*Your objective*. Repeat the records exactly. Every line must match.

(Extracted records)
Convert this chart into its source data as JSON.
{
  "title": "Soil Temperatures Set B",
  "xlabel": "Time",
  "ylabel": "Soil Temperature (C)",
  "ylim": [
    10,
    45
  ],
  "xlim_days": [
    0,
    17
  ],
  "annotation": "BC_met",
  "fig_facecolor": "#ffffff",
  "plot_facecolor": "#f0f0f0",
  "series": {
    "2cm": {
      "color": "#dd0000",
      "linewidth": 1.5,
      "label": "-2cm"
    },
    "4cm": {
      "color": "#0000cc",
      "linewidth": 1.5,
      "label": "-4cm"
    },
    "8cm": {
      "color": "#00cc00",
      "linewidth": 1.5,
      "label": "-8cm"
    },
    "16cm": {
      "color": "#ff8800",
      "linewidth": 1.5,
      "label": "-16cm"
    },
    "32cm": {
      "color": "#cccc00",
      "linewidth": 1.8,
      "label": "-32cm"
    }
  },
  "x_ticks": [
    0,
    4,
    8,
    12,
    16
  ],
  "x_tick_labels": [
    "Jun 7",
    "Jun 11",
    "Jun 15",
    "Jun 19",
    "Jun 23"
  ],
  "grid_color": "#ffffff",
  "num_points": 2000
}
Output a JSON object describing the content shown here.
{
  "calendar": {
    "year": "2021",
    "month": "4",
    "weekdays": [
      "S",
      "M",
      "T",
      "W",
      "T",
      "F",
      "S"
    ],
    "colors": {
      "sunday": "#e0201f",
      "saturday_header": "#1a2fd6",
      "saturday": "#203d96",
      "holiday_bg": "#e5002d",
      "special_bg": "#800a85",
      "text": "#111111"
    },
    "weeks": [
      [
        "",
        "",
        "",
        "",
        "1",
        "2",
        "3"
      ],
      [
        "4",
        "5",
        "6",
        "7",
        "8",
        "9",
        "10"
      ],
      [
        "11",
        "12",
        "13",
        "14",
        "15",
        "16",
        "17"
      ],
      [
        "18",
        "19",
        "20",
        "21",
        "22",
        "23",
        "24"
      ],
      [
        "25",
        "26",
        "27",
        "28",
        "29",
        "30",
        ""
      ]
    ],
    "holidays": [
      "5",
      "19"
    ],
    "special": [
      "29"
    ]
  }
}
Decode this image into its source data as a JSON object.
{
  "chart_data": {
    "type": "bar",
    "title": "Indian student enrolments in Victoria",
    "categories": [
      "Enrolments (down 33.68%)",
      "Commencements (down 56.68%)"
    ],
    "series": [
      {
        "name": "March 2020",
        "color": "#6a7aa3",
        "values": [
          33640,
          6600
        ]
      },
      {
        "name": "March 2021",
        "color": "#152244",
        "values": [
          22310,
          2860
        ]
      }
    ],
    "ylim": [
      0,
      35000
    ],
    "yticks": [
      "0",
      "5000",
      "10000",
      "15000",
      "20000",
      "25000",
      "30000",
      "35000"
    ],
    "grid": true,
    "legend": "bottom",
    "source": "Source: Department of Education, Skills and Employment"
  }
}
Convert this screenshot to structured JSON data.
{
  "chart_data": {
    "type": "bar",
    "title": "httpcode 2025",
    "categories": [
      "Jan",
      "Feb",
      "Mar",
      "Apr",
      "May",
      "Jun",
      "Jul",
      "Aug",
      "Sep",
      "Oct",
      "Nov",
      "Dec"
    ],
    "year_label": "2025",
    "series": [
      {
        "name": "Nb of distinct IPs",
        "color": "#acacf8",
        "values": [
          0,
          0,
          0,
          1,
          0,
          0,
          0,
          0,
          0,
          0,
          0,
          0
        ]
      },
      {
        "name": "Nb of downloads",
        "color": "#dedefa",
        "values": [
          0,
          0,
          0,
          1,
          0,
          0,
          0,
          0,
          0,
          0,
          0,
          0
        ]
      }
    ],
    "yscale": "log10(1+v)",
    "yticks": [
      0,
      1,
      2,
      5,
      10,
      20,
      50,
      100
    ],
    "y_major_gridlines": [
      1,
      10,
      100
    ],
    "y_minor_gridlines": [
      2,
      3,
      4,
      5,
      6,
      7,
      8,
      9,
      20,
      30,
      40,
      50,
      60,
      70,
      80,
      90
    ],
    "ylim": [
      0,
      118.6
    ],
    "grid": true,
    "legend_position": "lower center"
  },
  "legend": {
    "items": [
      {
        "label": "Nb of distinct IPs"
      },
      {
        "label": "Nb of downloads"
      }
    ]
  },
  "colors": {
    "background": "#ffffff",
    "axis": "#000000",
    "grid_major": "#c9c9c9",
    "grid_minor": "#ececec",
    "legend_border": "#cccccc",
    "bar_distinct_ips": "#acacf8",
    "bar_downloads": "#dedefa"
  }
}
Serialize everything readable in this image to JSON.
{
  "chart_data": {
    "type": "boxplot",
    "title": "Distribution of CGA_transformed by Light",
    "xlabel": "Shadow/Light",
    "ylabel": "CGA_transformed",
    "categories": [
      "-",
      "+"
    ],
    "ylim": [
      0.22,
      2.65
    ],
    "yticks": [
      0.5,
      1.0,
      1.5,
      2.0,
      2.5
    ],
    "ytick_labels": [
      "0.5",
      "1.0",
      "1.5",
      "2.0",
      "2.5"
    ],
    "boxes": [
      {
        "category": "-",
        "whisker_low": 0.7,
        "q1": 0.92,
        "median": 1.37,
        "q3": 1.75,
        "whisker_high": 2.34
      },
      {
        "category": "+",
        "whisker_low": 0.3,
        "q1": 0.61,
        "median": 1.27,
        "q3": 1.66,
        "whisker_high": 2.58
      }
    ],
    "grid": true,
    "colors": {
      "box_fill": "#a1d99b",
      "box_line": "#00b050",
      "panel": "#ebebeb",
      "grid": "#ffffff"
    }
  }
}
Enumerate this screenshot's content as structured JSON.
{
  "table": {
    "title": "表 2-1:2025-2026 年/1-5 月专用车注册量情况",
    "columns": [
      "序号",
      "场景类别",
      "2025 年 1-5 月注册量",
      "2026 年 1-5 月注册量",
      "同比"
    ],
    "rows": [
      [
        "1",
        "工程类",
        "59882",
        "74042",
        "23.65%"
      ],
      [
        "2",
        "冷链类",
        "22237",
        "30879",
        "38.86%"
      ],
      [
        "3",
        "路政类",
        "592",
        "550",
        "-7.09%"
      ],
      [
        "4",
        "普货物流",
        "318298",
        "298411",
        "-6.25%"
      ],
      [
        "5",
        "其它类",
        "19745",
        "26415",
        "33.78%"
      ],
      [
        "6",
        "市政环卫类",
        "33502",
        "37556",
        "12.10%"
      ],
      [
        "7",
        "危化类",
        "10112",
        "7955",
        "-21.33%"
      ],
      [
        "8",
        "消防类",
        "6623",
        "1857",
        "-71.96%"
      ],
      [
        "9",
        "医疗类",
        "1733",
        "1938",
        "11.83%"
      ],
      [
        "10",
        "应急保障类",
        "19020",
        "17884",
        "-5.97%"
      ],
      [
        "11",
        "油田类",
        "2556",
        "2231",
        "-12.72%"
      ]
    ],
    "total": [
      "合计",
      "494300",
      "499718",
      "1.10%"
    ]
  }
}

*Response to this exercise*.
Convert this chart into its source data as JSON.
{
  "title": "Soil Temperatures Set B",
  "xlabel": "Time",
  "ylabel": "Soil Temperature (C)",
  "ylim": [
    10,
    45
  ],
  "xlim_days": [
    0,
    17
  ],
  "annotation": "BC_met",
  "fig_facecolor": "#ffffff",
  "plot_facecolor": "#f0f0f0",
  "series": {
    "2cm": {
      "color": "#dd0000",
      "linewidth": 1.5,
      "label": "-2cm"
    },
    "4cm": {
      "color": "#0000cc",
      "linewidth": 1.5,
      "label": "-4cm"
    },
    "8cm": {
      "color": "#00cc00",
      "linewidth": 1.5,
      "label": "-8cm"
    },
    "16cm": {
      "color": "#ff8800",
      "linewidth": 1.5,
      "label": "-16cm"
    },
    "32cm": {
      "color": "#cccc00",
      "linewidth": 1.8,
      "label": "-32cm"
    }
  },
  "x_ticks": [
    0,
    4,
    8,
    12,
    16
  ],
  "x_tick_labels": [
    "Jun 7",
    "Jun 11",
    "Jun 15",
    "Jun 19",
    "Jun 23"
  ],
  "grid_color": "#ffffff",
  "num_points": 2000
}
Output a JSON object describing the content shown here.
{
  "calendar": {
    "year": "2021",
    "month": "4",
    "weekdays": [
      "S",
      "M",
      "T",
      "W",
      "T",
      "F",
      "S"
    ],
    "colors": {
      "sunday": "#e0201f",
      "saturday_header": "#1a2fd6",
      "saturday": "#203d96",
      "holiday_bg": "#e5002d",
      "special_bg": "#800a85",
      "text": "#111111"
    },
    "weeks": [
      [
        "",
        "",
        "",
        "",
        "1",
        "2",
        "3"
      ],
      [
        "4",
        "5",
        "6",
        "7",
        "8",
        "9",
        "10"
      ],
      [
        "11",
        "12",
        "13",
        "14",
        "15",
        "16",
        "17"
      ],
      [
        "18",
        "19",
        "20",
        "21",
        "22",
        "23",
        "24"
      ],
      [
        "25",
        "26",
        "27",
        "28",
        "29",
        "30",
        ""
      ]
    ],
    "holidays": [
      "5",
      "19"
    ],
    "special": [
      "29"
    ]
  }
}
Decode this image into its source data as a JSON object.
{
  "chart_data": {
    "type": "bar",
    "title": "Indian student enrolments in Victoria",
    "categories": [
      "Enrolments (down 33.68%)",
      "Commencements (down 56.68%)"
    ],
    "series": [
      {
        "name": "March 2020",
        "color": "#6a7aa3",
        "values": [
          33640,
          6600
        ]
      },
      {
        "name": "March 2021",
        "color": "#152244",
        "values": [
          22310,
          2860
        ]
      }
    ],
    "ylim": [
      0,
      35000
    ],
    "yticks": [
      "0",
      "5000",
      "10000",
      "15000",
      "20000",
      "25000",
      "30000",
      "35000"
    ],
    "grid": true,
    "legend": "bottom",
    "source": "Source: Department of Education, Skills and Employment"
  }
}
Convert this screenshot to structured JSON data.
{
  "chart_data": {
    "type": "bar",
    "title": "httpcode 2025",
    "categories": [
      "Jan",
      "Feb",
      "Mar",
      "Apr",
      "May",
      "Jun",
      "Jul",
      "Aug",
      "Sep",
      "Oct",
      "Nov",
      "Dec"
    ],
    "year_label": "2025",
    "series": [
      {
        "name": "Nb of distinct IPs",
        "color": "#acacf8",
        "values": [
          0,
          0,
          0,
          1,
          0,
          0,
          0,
          0,
          0,
          0,
          0,
          0
        ]
      },
      {
        "name": "Nb of downloads",
        "color": "#dedefa",
        "values": [
          0,
          0,
          0,
          1,
          0,
          0,
          0,
          0,
          0,
          0,
          0,
          0
        ]
      }
    ],
    "yscale": "log10(1+v)",
    "yticks": [
      0,
      1,
      2,
      5,
      10,
      20,
      50,
      100
    ],
    "y_major_gridlines": [
      1,
      10,
      100
    ],
    "y_minor_gridlines": [
      2,
      3,
      4,
      5,
      6,
      7,
      8,
      9,
      20,
      30,
      40,
      50,
      60,
      70,
      80,
      90
    ],
    "ylim": [
      0,
      118.6
    ],
    "grid": true,
    "legend_position": "lower center"
  },
  "legend": {
    "items": [
      {
        "label": "Nb of distinct IPs"
      },
      {
        "label": "Nb of downloads"
      }
    ]
  },
  "colors": {
    "background": "#ffffff",
    "axis": "#000000",
    "grid_major": "#c9c9c9",
    "grid_minor": "#ececec",
    "legend_border": "#cccccc",
    "bar_distinct_ips": "#acacf8",
    "bar_downloads": "#dedefa"
  }
}
Serialize everything readable in this image to JSON.
{
  "chart_data": {
    "type": "boxplot",
    "title": "Distribution of CGA_transformed by Light",
    "xlabel": "Shadow/Light",
    "ylabel": "CGA_transformed",
    "categories": [
      "-",
      "+"
    ],
    "ylim": [
      0.22,
      2.65
    ],
    "yticks": [
      0.5,
      1.0,
      1.5,
      2.0,
      2.5
    ],
    "ytick_labels": [
      "0.5",
      "1.0",
      "1.5",
      "2.0",
      "2.5"
    ],
    "boxes": [
      {
        "category": "-",
        "whisker_low": 0.7,
        "q1": 0.92,
        "median": 1.37,
        "q3": 1.75,
        "whisker_high": 2.34
      },
      {
        "category": "+",
        "whisker_low": 0.3,
        "q1": 0.61,
        "median": 1.27,
        "q3": 1.66,
        "whisker_high": 2.58
      }
    ],
    "grid": true,
    "colors": {
      "box_fill": "#a1d99b",
      "box_line": "#00b050",
      "panel": "#ebebeb",
      "grid": "#ffffff"
    }
  }
}
Enumerate this screenshot's content as structured JSON.
{
  "table": {
    "title": "表 2-1:2025-2026 年/1-5 月专用车注册量情况",
    "columns": [
      "序号",
      "场景类别",
      "2025 年 1-5 月注册量",
      "2026 年 1-5 月注册量",
      "同比"
    ],
    "rows": [
      [
        "1",
        "工程类",
        "59882",
        "74042",
        "23.65%"
      ],
      [
        "2",
        "冷链类",
        "22237",
        "30879",
        "38.86%"
      ],
      [
        "3",
        "路政类",
        "592",
        "550",
        "-7.09%"
      ],
      [
        "4",
        "普货物流",
        "318298",
        "298411",
        "-6.25%"
      ],
      [
        "5",
        "其它类",
        "19745",
        "26415",
        "33.78%"
      ],
      [
        "6",
        "市政环卫类",
        "33502",
        "37556",
        "12.10%"
      ],
      [
        "7",
        "危化类",
        "10112",
        "7955",
        "-21.33%"
      ],
      [
        "8",
        "消防类",
        "6623",
        "1857",
        "-71.96%"
      ],
      [
        "9",
        "医疗类",
        "1733",
        "1938",
        "11.83%"
      ],
      [
        "10",
        "应急保障类",
        "19020",
        "17884",
        "-5.97%"
      ],
      [
        "11",
        "油田类",
        "2556",
        "2231",
        "-12.72%"
      ]
    ],
    "total": [
      "合计",
      "494300",
      "499718",
      "1.10%"
    ]
  }
}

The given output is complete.